Start of Records to use

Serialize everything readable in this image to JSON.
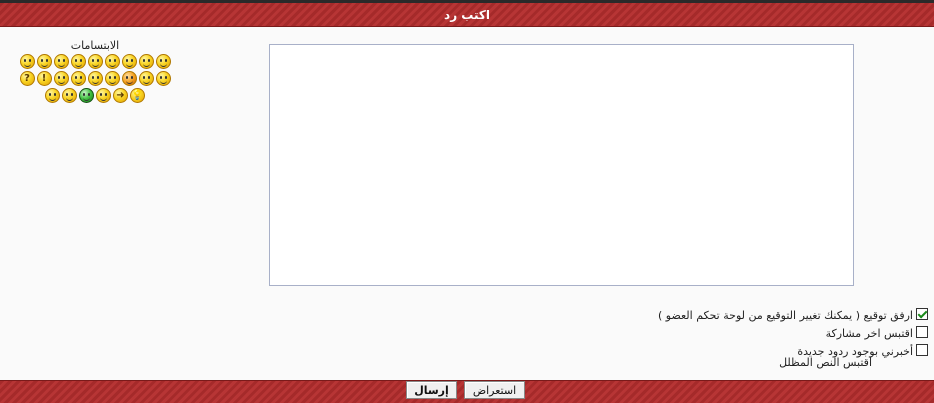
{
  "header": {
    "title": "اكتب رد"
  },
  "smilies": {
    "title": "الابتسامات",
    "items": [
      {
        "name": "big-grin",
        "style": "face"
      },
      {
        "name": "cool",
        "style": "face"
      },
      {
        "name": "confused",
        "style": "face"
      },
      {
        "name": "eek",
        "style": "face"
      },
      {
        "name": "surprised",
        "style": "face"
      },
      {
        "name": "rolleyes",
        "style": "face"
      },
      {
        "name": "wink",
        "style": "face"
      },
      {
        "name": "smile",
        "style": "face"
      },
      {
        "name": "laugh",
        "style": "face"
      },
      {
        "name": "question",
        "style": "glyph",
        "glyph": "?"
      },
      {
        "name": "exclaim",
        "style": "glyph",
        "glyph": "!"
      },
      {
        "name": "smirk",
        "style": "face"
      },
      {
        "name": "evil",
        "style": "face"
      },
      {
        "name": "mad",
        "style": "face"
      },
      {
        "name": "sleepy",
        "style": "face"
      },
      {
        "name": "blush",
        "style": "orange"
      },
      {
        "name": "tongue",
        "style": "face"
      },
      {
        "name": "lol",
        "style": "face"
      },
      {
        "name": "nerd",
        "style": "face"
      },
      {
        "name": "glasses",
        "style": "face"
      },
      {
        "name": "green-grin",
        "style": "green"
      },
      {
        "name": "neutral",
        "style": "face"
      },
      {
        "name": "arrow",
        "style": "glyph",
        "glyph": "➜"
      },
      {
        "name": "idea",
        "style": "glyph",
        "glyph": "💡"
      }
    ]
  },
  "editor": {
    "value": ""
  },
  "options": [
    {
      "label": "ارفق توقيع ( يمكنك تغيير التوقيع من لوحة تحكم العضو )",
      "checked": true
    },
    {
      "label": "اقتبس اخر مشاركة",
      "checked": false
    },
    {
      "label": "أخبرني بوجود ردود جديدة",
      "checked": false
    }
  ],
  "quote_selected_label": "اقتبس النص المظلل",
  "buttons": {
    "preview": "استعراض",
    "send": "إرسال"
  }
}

End of Records to use

**Goal of the exercise**
Write out the data precisely as given, excluding the pictures.

**Result for this task**
Serialize everything readable in this image to JSON.
{
  "header": {
    "title": "اكتب رد"
  },
  "smilies": {
    "title": "الابتسامات",
    "items": [
      {
        "name": "big-grin",
        "style": "face"
      },
      {
        "name": "cool",
        "style": "face"
      },
      {
        "name": "confused",
        "style": "face"
      },
      {
        "name": "eek",
        "style": "face"
      },
      {
        "name": "surprised",
        "style": "face"
      },
      {
        "name": "rolleyes",
        "style": "face"
      },
      {
        "name": "wink",
        "style": "face"
      },
      {
        "name": "smile",
        "style": "face"
      },
      {
        "name": "laugh",
        "style": "face"
      },
      {
        "name": "question",
        "style": "glyph",
        "glyph": "?"
      },
      {
        "name": "exclaim",
        "style": "glyph",
        "glyph": "!"
      },
      {
        "name": "smirk",
        "style": "face"
      },
      {
        "name": "evil",
        "style": "face"
      },
      {
        "name": "mad",
        "style": "face"
      },
      {
        "name": "sleepy",
        "style": "face"
      },
      {
        "name": "blush",
        "style": "orange"
      },
      {
        "name": "tongue",
        "style": "face"
      },
      {
        "name": "lol",
        "style": "face"
      },
      {
        "name": "nerd",
        "style": "face"
      },
      {
        "name": "glasses",
        "style": "face"
      },
      {
        "name": "green-grin",
        "style": "green"
      },
      {
        "name": "neutral",
        "style": "face"
      },
      {
        "name": "arrow",
        "style": "glyph",
        "glyph": "➜"
      },
      {
        "name": "idea",
        "style": "glyph",
        "glyph": "💡"
      }
    ]
  },
  "editor": {
    "value": ""
  },
  "options": [
    {
      "label": "ارفق توقيع ( يمكنك تغيير التوقيع من لوحة تحكم العضو )",
      "checked": true
    },
    {
      "label": "اقتبس اخر مشاركة",
      "checked": false
    },
    {
      "label": "أخبرني بوجود ردود جديدة",
      "checked": false
    }
  ],
  "quote_selected_label": "اقتبس النص المظلل",
  "buttons": {
    "preview": "استعراض",
    "send": "إرسال"
  }
}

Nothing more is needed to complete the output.